(EXERCISE BRIEF):
Lift out all lines below that contain "this".

========================================

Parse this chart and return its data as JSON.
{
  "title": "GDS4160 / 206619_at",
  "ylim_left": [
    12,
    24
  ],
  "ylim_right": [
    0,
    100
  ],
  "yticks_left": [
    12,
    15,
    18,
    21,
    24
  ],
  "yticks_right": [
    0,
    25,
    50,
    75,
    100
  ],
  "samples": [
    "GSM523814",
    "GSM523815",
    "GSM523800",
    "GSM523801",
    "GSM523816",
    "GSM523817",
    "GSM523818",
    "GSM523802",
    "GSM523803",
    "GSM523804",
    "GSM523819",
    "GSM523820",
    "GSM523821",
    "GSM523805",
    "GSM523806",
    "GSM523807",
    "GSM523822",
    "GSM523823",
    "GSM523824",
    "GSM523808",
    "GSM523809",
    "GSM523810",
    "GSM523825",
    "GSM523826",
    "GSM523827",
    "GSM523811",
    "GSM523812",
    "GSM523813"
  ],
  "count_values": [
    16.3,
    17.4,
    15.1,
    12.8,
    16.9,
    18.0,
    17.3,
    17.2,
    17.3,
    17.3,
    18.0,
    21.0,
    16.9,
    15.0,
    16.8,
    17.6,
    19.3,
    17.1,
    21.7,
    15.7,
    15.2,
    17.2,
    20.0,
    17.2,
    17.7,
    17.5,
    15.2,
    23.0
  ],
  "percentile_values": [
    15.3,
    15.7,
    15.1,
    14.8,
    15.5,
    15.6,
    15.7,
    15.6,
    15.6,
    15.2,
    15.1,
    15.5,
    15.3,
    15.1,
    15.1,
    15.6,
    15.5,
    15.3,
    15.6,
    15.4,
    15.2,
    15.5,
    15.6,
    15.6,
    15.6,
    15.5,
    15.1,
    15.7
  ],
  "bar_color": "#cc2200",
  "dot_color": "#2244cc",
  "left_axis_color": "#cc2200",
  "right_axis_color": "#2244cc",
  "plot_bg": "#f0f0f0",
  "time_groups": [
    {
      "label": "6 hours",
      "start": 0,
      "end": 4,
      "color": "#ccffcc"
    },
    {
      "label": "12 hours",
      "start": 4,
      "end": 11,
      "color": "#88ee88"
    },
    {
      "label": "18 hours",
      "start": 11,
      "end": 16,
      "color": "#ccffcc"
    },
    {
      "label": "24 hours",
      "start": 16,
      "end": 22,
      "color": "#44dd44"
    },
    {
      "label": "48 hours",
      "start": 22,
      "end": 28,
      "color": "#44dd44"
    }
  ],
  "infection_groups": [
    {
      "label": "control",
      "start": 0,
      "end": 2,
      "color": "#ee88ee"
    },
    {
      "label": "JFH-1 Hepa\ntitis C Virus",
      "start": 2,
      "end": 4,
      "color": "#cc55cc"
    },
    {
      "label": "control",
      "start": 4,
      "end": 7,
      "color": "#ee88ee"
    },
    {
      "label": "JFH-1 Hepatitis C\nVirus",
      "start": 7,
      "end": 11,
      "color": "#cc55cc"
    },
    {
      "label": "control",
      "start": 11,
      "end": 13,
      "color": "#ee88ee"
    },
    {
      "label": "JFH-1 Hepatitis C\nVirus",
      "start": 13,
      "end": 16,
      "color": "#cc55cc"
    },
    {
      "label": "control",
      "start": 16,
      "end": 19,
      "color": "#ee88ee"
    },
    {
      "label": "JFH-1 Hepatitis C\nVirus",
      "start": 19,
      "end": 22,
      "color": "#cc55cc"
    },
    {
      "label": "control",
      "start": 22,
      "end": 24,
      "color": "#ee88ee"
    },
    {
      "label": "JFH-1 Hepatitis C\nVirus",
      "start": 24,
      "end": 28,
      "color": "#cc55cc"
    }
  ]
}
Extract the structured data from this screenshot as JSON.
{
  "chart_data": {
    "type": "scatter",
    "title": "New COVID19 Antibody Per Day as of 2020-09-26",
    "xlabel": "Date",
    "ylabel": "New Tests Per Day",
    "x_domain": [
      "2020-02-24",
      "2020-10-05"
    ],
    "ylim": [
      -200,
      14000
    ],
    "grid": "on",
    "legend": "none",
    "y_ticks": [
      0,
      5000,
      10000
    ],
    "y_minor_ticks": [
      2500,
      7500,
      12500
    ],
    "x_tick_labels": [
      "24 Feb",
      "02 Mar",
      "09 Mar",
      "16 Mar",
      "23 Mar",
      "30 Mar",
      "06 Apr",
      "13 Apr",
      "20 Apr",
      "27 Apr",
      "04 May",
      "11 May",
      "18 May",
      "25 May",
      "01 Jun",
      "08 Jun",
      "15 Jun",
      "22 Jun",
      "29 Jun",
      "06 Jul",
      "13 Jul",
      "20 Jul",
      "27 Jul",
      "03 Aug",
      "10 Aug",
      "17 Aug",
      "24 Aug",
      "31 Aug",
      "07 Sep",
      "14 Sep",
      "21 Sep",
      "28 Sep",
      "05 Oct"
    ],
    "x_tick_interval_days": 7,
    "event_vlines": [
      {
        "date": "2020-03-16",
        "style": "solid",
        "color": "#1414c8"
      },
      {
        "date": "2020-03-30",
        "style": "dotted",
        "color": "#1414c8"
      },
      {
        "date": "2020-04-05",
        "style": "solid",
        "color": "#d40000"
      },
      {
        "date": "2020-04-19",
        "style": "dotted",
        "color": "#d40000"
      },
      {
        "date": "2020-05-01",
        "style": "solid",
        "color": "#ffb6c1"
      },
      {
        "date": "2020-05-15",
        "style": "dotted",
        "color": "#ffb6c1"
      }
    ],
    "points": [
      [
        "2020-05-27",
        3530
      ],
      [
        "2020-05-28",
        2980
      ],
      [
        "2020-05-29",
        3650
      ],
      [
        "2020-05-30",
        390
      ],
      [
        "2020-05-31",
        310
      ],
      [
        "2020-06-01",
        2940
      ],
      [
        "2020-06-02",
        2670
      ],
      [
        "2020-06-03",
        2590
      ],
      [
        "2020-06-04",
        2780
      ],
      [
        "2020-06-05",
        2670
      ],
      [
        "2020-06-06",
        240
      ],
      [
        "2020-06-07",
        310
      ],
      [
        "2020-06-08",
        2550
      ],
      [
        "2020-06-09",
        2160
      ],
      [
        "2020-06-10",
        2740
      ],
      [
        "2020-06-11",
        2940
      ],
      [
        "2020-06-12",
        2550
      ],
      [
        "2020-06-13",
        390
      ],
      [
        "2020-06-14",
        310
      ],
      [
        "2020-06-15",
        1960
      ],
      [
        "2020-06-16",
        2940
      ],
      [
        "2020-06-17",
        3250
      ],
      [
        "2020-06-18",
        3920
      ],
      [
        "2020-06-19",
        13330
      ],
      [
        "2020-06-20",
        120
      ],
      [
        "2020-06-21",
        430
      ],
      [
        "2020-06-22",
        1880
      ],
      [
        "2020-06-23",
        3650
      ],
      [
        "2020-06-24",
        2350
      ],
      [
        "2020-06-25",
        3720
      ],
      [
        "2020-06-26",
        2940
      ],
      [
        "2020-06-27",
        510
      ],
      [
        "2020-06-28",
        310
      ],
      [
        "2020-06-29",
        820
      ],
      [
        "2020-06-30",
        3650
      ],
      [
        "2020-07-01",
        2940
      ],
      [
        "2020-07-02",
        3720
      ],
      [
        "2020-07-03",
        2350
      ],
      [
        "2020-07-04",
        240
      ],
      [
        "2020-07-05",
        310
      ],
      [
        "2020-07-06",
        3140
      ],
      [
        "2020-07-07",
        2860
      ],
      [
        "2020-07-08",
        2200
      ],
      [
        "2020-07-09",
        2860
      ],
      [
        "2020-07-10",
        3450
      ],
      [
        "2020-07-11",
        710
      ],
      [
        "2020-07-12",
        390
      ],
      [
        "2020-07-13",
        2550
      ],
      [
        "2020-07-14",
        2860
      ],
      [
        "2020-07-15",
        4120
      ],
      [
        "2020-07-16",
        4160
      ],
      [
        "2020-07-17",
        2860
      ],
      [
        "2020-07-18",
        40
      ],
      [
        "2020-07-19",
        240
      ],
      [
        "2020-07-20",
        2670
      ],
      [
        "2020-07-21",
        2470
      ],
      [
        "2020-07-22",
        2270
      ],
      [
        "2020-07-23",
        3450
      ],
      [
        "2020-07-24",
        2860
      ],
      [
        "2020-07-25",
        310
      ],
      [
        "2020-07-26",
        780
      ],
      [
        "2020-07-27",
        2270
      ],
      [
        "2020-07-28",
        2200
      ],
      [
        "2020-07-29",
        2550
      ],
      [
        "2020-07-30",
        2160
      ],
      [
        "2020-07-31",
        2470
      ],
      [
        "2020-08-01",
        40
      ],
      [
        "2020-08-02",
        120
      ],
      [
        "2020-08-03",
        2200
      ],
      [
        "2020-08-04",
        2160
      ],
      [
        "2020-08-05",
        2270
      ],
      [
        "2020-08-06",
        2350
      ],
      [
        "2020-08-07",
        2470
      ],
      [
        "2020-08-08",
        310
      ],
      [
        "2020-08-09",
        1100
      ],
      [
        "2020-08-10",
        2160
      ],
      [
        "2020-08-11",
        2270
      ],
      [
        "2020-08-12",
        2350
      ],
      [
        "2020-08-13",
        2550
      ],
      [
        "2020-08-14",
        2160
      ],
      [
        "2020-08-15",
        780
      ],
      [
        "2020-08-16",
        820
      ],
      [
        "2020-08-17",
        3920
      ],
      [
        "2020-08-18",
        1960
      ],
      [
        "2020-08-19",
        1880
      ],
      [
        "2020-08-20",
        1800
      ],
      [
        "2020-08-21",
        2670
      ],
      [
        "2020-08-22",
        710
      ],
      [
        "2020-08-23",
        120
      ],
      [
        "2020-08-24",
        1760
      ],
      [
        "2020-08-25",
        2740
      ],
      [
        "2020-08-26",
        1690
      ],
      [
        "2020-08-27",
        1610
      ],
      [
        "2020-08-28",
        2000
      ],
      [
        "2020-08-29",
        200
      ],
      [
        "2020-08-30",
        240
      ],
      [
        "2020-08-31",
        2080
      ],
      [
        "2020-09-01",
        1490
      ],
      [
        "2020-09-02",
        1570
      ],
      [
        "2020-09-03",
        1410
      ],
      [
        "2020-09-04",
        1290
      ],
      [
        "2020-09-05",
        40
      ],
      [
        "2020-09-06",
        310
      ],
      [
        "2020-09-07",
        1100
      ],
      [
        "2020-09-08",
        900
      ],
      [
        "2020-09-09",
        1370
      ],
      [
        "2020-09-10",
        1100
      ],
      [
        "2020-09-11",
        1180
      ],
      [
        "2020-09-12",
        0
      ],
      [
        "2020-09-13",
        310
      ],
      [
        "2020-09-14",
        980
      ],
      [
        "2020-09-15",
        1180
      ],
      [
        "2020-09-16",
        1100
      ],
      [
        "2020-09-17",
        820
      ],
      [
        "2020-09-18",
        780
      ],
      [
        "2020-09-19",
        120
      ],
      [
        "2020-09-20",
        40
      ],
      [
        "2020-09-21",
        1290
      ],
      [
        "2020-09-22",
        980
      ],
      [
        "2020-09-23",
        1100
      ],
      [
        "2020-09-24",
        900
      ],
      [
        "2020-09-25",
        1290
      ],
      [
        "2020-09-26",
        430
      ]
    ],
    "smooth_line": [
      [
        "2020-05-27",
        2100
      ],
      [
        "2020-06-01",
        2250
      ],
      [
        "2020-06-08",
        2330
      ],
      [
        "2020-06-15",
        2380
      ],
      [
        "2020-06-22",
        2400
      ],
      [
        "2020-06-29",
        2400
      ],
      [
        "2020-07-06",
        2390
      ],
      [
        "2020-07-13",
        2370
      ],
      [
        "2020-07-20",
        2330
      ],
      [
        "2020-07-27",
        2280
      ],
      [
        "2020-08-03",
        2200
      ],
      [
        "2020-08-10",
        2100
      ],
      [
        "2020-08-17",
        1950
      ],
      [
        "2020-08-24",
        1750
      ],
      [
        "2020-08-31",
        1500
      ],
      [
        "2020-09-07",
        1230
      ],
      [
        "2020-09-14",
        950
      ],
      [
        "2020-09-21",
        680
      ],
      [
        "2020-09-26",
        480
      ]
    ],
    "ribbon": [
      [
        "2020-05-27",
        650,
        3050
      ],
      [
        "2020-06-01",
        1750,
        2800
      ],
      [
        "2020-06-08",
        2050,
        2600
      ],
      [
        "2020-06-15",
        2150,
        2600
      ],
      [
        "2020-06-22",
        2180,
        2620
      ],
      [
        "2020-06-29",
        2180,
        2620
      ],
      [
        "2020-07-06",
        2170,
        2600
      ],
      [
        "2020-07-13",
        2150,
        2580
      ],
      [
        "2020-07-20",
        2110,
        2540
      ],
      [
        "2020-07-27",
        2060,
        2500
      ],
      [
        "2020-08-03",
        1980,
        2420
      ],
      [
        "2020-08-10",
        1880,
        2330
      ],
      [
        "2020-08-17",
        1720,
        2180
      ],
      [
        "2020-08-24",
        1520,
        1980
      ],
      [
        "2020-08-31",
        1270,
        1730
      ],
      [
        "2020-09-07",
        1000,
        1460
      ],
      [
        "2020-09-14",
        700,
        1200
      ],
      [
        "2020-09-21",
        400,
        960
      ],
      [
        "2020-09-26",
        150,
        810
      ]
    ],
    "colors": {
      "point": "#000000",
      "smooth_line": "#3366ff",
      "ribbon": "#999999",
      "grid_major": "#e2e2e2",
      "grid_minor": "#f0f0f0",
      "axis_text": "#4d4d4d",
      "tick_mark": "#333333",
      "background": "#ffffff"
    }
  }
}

========================================

(TASK RESULT):
Parse this chart and return its data as JSON.
Extract the structured data from this screenshot as JSON.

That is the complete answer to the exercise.